Records from a data collection
----------------------------------------

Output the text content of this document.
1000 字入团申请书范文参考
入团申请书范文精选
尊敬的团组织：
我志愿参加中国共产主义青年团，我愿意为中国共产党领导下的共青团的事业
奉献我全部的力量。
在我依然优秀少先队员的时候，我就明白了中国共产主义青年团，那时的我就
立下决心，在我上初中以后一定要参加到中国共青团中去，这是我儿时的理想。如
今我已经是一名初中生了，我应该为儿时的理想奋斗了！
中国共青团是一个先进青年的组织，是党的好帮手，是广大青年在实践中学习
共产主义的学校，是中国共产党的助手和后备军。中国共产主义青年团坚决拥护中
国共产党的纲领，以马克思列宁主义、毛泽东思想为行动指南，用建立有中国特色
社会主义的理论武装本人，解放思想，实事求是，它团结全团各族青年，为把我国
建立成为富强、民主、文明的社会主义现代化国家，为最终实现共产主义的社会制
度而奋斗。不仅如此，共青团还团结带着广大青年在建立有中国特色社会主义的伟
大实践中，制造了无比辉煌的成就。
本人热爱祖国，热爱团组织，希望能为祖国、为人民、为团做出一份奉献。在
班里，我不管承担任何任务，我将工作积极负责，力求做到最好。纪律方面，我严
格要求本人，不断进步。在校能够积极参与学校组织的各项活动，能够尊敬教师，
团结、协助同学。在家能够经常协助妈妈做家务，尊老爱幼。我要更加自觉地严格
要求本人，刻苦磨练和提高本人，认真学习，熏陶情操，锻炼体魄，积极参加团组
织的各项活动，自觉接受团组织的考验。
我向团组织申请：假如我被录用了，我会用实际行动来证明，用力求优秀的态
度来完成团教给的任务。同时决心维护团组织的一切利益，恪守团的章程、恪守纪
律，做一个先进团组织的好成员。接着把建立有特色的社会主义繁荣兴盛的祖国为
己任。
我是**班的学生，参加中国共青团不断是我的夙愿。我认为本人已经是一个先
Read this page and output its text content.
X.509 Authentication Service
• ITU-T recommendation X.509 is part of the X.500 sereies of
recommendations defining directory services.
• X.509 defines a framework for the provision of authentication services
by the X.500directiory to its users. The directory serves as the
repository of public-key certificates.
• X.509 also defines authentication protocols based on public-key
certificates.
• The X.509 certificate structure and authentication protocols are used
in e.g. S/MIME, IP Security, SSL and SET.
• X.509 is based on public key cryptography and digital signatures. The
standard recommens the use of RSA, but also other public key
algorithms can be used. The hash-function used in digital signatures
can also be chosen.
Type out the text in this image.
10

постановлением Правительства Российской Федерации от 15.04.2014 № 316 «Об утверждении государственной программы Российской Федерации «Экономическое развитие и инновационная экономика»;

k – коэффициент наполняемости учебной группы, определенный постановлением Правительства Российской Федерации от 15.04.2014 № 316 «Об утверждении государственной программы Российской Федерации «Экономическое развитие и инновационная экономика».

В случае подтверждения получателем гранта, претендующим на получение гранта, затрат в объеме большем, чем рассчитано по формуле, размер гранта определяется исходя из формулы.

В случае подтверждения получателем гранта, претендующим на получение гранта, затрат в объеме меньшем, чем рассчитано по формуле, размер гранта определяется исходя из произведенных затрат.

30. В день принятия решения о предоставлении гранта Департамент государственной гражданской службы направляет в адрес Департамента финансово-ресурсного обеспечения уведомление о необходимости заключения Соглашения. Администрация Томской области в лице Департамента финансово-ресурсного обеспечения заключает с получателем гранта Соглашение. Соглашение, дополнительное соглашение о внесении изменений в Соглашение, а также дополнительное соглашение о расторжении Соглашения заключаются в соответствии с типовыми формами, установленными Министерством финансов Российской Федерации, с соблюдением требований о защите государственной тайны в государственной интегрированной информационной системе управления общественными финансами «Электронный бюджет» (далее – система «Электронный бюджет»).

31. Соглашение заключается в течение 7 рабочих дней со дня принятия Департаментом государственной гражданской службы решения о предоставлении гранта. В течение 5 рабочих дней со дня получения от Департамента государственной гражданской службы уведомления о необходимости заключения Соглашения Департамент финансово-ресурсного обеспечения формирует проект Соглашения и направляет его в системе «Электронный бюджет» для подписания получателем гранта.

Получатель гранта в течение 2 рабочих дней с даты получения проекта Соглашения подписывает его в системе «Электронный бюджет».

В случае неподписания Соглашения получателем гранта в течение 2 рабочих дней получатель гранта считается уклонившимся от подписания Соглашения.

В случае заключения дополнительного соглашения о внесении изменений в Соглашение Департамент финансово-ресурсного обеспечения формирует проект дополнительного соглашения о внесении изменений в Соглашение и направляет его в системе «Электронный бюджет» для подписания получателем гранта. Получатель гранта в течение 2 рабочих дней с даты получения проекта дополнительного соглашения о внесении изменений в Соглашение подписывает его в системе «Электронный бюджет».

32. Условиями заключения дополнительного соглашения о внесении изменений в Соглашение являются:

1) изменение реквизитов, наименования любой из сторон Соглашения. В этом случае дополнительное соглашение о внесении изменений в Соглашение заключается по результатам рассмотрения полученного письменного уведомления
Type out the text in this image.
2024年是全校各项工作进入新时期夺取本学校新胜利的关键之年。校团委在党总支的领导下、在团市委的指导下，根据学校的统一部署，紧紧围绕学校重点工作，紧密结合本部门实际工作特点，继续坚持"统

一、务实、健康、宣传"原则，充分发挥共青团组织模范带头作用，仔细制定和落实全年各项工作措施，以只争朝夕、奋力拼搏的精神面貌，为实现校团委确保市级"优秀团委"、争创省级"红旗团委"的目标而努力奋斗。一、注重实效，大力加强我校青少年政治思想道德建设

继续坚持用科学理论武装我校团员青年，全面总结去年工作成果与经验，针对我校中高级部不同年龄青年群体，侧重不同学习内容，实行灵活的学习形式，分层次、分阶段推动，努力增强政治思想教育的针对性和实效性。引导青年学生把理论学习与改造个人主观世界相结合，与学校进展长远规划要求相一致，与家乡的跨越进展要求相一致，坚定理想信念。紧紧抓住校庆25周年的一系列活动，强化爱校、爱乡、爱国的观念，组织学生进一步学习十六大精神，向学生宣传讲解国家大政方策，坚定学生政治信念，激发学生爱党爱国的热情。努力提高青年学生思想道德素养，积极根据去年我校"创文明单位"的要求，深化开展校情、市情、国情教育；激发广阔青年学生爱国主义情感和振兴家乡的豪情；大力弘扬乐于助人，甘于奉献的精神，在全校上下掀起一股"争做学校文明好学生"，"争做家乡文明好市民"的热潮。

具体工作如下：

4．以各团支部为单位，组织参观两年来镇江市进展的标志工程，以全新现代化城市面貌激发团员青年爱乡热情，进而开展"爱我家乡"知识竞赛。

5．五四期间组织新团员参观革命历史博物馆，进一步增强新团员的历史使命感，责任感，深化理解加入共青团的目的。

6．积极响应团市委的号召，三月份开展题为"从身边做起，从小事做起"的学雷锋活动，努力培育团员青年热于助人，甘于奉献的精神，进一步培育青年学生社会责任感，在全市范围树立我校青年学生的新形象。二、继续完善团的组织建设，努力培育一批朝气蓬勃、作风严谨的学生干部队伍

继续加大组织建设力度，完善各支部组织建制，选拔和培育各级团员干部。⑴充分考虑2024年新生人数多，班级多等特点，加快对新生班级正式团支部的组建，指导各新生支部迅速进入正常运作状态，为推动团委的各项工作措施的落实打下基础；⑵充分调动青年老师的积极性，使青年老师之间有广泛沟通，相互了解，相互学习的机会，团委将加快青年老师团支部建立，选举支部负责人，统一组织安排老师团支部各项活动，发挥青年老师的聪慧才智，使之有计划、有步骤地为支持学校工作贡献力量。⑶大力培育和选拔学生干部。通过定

----------------------------------------

Problem description ::
Exactly as written, please output every entry.

Response to the task ::
Output the text content of this document.
1000 字入团申请书范文参考
入团申请书范文精选
尊敬的团组织：
我志愿参加中国共产主义青年团，我愿意为中国共产党领导下的共青团的事业
奉献我全部的力量。
在我依然优秀少先队员的时候，我就明白了中国共产主义青年团，那时的我就
立下决心，在我上初中以后一定要参加到中国共青团中去，这是我儿时的理想。如
今我已经是一名初中生了，我应该为儿时的理想奋斗了！
中国共青团是一个先进青年的组织，是党的好帮手，是广大青年在实践中学习
共产主义的学校，是中国共产党的助手和后备军。中国共产主义青年团坚决拥护中
国共产党的纲领，以马克思列宁主义、毛泽东思想为行动指南，用建立有中国特色
社会主义的理论武装本人，解放思想，实事求是，它团结全团各族青年，为把我国
建立成为富强、民主、文明的社会主义现代化国家，为最终实现共产主义的社会制
度而奋斗。不仅如此，共青团还团结带着广大青年在建立有中国特色社会主义的伟
大实践中，制造了无比辉煌的成就。
本人热爱祖国，热爱团组织，希望能为祖国、为人民、为团做出一份奉献。在
班里，我不管承担任何任务，我将工作积极负责，力求做到最好。纪律方面，我严
格要求本人，不断进步。在校能够积极参与学校组织的各项活动，能够尊敬教师，
团结、协助同学。在家能够经常协助妈妈做家务，尊老爱幼。我要更加自觉地严格
要求本人，刻苦磨练和提高本人，认真学习，熏陶情操，锻炼体魄，积极参加团组
织的各项活动，自觉接受团组织的考验。
我向团组织申请：假如我被录用了，我会用实际行动来证明，用力求优秀的态
度来完成团教给的任务。同时决心维护团组织的一切利益，恪守团的章程、恪守纪
律，做一个先进团组织的好成员。接着把建立有特色的社会主义繁荣兴盛的祖国为
己任。
我是**班的学生，参加中国共青团不断是我的夙愿。我认为本人已经是一个先
Read this page and output its text content.
X.509 Authentication Service
• ITU-T recommendation X.509 is part of the X.500 sereies of
recommendations defining directory services.
• X.509 defines a framework for the provision of authentication services
by the X.500directiory to its users. The directory serves as the
repository of public-key certificates.
• X.509 also defines authentication protocols based on public-key
certificates.
• The X.509 certificate structure and authentication protocols are used
in e.g. S/MIME, IP Security, SSL and SET.
• X.509 is based on public key cryptography and digital signatures. The
standard recommens the use of RSA, but also other public key
algorithms can be used. The hash-function used in digital signatures
can also be chosen.
Type out the text in this image.
10

постановлением Правительства Российской Федерации от 15.04.2014 № 316 «Об утверждении государственной программы Российской Федерации «Экономическое развитие и инновационная экономика»;

k – коэффициент наполняемости учебной группы, определенный постановлением Правительства Российской Федерации от 15.04.2014 № 316 «Об утверждении государственной программы Российской Федерации «Экономическое развитие и инновационная экономика».

В случае подтверждения получателем гранта, претендующим на получение гранта, затрат в объеме большем, чем рассчитано по формуле, размер гранта определяется исходя из формулы.

В случае подтверждения получателем гранта, претендующим на получение гранта, затрат в объеме меньшем, чем рассчитано по формуле, размер гранта определяется исходя из произведенных затрат.

30. В день принятия решения о предоставлении гранта Департамент государственной гражданской службы направляет в адрес Департамента финансово-ресурсного обеспечения уведомление о необходимости заключения Соглашения. Администрация Томской области в лице Департамента финансово-ресурсного обеспечения заключает с получателем гранта Соглашение. Соглашение, дополнительное соглашение о внесении изменений в Соглашение, а также дополнительное соглашение о расторжении Соглашения заключаются в соответствии с типовыми формами, установленными Министерством финансов Российской Федерации, с соблюдением требований о защите государственной тайны в государственной интегрированной информационной системе управления общественными финансами «Электронный бюджет» (далее – система «Электронный бюджет»).

31. Соглашение заключается в течение 7 рабочих дней со дня принятия Департаментом государственной гражданской службы решения о предоставлении гранта. В течение 5 рабочих дней со дня получения от Департамента государственной гражданской службы уведомления о необходимости заключения Соглашения Департамент финансово-ресурсного обеспечения формирует проект Соглашения и направляет его в системе «Электронный бюджет» для подписания получателем гранта.

Получатель гранта в течение 2 рабочих дней с даты получения проекта Соглашения подписывает его в системе «Электронный бюджет».

В случае неподписания Соглашения получателем гранта в течение 2 рабочих дней получатель гранта считается уклонившимся от подписания Соглашения.

В случае заключения дополнительного соглашения о внесении изменений в Соглашение Департамент финансово-ресурсного обеспечения формирует проект дополнительного соглашения о внесении изменений в Соглашение и направляет его в системе «Электронный бюджет» для подписания получателем гранта. Получатель гранта в течение 2 рабочих дней с даты получения проекта дополнительного соглашения о внесении изменений в Соглашение подписывает его в системе «Электронный бюджет».

32. Условиями заключения дополнительного соглашения о внесении изменений в Соглашение являются:

1) изменение реквизитов, наименования любой из сторон Соглашения. В этом случае дополнительное соглашение о внесении изменений в Соглашение заключается по результатам рассмотрения полученного письменного уведомления
Type out the text in this image.
2024年是全校各项工作进入新时期夺取本学校新胜利的关键之年。校团委在党总支的领导下、在团市委的指导下，根据学校的统一部署，紧紧围绕学校重点工作，紧密结合本部门实际工作特点，继续坚持"统

一、务实、健康、宣传"原则，充分发挥共青团组织模范带头作用，仔细制定和落实全年各项工作措施，以只争朝夕、奋力拼搏的精神面貌，为实现校团委确保市级"优秀团委"、争创省级"红旗团委"的目标而努力奋斗。一、注重实效，大力加强我校青少年政治思想道德建设

继续坚持用科学理论武装我校团员青年，全面总结去年工作成果与经验，针对我校中高级部不同年龄青年群体，侧重不同学习内容，实行灵活的学习形式，分层次、分阶段推动，努力增强政治思想教育的针对性和实效性。引导青年学生把理论学习与改造个人主观世界相结合，与学校进展长远规划要求相一致，与家乡的跨越进展要求相一致，坚定理想信念。紧紧抓住校庆25周年的一系列活动，强化爱校、爱乡、爱国的观念，组织学生进一步学习十六大精神，向学生宣传讲解国家大政方策，坚定学生政治信念，激发学生爱党爱国的热情。努力提高青年学生思想道德素养，积极根据去年我校"创文明单位"的要求，深化开展校情、市情、国情教育；激发广阔青年学生爱国主义情感和振兴家乡的豪情；大力弘扬乐于助人，甘于奉献的精神，在全校上下掀起一股"争做学校文明好学生"，"争做家乡文明好市民"的热潮。

具体工作如下：

4．以各团支部为单位，组织参观两年来镇江市进展的标志工程，以全新现代化城市面貌激发团员青年爱乡热情，进而开展"爱我家乡"知识竞赛。

5．五四期间组织新团员参观革命历史博物馆，进一步增强新团员的历史使命感，责任感，深化理解加入共青团的目的。

6．积极响应团市委的号召，三月份开展题为"从身边做起，从小事做起"的学雷锋活动，努力培育团员青年热于助人，甘于奉献的精神，进一步培育青年学生社会责任感，在全市范围树立我校青年学生的新形象。二、继续完善团的组织建设，努力培育一批朝气蓬勃、作风严谨的学生干部队伍

继续加大组织建设力度，完善各支部组织建制，选拔和培育各级团员干部。⑴充分考虑2024年新生人数多，班级多等特点，加快对新生班级正式团支部的组建，指导各新生支部迅速进入正常运作状态，为推动团委的各项工作措施的落实打下基础；⑵充分调动青年老师的积极性，使青年老师之间有广泛沟通，相互了解，相互学习的机会，团委将加快青年老师团支部建立，选举支部负责人，统一组织安排老师团支部各项活动，发挥青年老师的聪慧才智，使之有计划、有步骤地为支持学校工作贡献力量。⑶大力培育和选拔学生干部。通过定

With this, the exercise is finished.